> Text extract:
^^^^^^^^

Is there a little green arrow beside them?
What browser are you using?

Maybe it this one.

https://askleo.com/why-am-i-getting-double-underlined-links-that-display-an-ad/

http://superuser.com/questions/253996/are-google-chromes-in-text-ads-from-malware


----------



## kwikfishron (Mar 11, 2010)

joed said:


> Is there a little green arrow beside them?
> What browser are you using?
> 
> Maybe it this one.
> ...


I think these are what he's talking about and this has been discussed before and yes, it's the owners that put them there. 

Personally, I have no problem with the ads as long as they don't interfere with me reading post. These little blue links peppered all over the place do interfere with that and they are the reason that I now block all ads. You don't even have to click on them, if the pointer just touches one you end up with a pop-up in your face.

Seems kind of counterproductive to me.


----------



## joed (Mar 13, 2005)

Are you getting those on this site? I turned off adblocker and I still did not get them here using firefox. I even found that post you listed and still no links.


----------



## Fix'n it (Mar 12, 2012)

yeah, that is exactly what i am seeing. while configuring my new box, i thought i may have checked the wrong box or something. but they don't really bother me.


----------



## kwikfishron (Mar 11, 2010)

^^^^^^^^

> Excerpted data:
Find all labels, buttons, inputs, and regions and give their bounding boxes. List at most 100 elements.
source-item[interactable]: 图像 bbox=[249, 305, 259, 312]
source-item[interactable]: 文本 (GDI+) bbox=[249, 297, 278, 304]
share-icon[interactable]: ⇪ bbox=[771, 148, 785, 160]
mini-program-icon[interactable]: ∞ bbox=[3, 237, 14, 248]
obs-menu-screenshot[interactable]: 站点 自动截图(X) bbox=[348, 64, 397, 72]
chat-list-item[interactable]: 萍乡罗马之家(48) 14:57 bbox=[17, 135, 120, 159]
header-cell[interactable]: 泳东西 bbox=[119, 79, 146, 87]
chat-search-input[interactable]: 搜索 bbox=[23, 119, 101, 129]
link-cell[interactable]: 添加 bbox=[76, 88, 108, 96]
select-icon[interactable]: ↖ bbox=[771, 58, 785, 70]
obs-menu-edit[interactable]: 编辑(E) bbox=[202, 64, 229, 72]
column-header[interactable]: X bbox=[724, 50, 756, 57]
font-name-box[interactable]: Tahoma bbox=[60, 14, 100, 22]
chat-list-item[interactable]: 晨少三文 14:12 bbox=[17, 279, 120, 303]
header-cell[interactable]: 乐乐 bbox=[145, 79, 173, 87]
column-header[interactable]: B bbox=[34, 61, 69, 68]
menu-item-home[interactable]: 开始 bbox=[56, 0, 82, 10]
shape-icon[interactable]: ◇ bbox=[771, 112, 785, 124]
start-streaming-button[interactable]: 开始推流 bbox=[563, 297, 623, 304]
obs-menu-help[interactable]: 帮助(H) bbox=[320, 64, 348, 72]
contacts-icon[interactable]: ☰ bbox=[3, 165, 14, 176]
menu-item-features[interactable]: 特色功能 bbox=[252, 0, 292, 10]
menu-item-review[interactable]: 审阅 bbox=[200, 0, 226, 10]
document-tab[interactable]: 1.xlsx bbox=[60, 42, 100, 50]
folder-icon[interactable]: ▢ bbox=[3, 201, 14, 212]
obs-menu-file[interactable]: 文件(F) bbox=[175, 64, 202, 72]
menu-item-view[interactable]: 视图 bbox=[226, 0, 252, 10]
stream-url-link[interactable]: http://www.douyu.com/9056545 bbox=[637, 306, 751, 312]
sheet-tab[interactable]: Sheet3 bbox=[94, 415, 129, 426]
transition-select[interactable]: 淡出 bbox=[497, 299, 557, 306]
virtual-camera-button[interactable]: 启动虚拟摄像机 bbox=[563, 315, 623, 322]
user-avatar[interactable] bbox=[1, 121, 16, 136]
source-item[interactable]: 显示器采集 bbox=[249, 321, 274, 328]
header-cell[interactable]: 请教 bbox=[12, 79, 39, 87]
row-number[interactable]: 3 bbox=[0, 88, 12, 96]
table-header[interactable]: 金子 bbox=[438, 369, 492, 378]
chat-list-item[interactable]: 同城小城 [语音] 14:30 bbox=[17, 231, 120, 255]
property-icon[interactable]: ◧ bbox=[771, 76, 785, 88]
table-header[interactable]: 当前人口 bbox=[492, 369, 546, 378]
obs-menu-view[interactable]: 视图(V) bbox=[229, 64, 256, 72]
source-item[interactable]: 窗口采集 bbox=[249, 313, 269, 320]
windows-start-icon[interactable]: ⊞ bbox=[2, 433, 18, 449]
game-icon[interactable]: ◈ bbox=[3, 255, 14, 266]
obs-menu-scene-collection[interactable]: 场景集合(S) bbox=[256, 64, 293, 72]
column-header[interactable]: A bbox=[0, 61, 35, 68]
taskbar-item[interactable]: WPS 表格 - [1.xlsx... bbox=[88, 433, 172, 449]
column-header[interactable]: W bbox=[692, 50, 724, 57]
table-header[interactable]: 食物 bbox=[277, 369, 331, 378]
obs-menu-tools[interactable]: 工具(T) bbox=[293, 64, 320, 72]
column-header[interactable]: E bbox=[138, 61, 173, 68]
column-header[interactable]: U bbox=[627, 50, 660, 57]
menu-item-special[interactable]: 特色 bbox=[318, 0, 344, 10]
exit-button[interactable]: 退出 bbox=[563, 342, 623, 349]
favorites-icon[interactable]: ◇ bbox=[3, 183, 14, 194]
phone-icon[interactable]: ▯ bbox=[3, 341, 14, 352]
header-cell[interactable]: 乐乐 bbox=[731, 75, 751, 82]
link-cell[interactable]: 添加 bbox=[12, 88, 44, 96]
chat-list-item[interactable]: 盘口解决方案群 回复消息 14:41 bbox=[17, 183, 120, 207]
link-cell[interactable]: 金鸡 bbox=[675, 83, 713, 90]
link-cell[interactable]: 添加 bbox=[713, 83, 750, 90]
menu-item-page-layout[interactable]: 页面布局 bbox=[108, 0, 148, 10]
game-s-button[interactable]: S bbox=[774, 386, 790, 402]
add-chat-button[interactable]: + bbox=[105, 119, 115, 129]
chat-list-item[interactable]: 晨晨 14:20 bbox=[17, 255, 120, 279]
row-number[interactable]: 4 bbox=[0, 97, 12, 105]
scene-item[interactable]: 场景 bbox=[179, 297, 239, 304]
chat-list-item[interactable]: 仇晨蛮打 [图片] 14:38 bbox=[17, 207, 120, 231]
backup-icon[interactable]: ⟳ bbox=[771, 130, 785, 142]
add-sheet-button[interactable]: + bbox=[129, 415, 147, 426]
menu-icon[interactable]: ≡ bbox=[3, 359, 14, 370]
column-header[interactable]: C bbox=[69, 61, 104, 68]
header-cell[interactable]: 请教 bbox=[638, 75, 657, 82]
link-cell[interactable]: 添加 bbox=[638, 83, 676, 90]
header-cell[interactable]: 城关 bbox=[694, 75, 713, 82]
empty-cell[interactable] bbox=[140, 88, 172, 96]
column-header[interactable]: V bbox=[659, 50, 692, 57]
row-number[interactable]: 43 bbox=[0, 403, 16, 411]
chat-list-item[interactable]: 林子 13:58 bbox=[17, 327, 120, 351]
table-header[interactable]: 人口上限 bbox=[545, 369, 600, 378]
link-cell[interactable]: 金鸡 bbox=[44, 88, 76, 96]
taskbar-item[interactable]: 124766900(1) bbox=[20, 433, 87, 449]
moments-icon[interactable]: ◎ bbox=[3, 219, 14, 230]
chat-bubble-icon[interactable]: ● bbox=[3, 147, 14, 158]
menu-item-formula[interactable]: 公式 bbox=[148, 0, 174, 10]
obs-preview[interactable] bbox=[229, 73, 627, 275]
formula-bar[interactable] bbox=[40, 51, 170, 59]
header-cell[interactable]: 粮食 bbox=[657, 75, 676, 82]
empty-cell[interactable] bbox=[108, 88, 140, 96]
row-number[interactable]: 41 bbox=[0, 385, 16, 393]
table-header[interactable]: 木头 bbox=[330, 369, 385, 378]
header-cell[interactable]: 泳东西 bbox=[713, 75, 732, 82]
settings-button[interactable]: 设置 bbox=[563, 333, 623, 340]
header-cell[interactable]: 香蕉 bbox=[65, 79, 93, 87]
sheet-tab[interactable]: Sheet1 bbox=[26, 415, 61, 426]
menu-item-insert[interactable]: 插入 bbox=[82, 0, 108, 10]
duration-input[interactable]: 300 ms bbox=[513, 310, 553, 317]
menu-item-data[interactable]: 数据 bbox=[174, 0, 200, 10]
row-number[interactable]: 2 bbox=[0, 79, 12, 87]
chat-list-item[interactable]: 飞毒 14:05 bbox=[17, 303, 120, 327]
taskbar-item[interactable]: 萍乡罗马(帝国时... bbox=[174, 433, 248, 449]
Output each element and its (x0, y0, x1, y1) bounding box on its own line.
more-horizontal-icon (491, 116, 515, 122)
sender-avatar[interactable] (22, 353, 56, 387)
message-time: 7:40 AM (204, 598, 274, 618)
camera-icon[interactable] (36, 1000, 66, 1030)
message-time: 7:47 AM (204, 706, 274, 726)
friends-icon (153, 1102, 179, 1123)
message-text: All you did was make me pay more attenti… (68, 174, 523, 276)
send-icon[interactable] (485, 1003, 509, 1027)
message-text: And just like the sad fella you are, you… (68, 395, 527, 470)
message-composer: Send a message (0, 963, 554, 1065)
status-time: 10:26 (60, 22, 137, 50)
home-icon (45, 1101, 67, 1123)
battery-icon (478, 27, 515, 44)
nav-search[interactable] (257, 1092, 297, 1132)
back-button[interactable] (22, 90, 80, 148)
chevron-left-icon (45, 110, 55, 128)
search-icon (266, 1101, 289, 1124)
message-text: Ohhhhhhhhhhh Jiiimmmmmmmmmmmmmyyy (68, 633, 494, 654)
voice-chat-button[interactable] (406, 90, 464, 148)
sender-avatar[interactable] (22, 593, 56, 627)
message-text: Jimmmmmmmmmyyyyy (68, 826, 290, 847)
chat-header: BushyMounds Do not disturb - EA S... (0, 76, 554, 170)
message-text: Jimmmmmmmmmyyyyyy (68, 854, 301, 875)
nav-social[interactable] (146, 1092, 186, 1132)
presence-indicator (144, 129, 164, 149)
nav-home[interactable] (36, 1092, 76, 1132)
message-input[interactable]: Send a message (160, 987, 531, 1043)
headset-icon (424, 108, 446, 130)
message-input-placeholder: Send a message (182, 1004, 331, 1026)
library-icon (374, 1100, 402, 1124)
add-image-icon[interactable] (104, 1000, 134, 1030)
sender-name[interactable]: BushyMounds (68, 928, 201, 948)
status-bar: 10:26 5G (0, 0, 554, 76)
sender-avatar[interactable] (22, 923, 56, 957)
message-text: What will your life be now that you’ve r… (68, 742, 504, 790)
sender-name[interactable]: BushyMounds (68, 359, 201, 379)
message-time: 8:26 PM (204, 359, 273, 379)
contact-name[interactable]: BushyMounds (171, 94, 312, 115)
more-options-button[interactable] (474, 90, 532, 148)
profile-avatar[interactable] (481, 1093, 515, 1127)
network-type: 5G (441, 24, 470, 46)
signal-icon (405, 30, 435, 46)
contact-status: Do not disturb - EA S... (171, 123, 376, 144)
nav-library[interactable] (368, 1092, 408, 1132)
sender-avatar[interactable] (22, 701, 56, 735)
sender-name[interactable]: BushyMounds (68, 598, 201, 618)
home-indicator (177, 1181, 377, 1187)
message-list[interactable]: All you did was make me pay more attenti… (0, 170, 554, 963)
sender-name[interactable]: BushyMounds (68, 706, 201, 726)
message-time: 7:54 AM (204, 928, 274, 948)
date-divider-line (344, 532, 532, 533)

^^^^^^^^

> Task to carry out: Reproduce the part of the forum thread between "## Fix'n it" and "really bother me.", inclusive. Work only from the forum thread about the blue in-text ad links.

> Task answer:
## Fix'n it (Mar 12, 2012)

yeah, that is exactly what i am seeing. while configuring my new box, i thought i may have checked the wrong box or something. but they don't really bother me.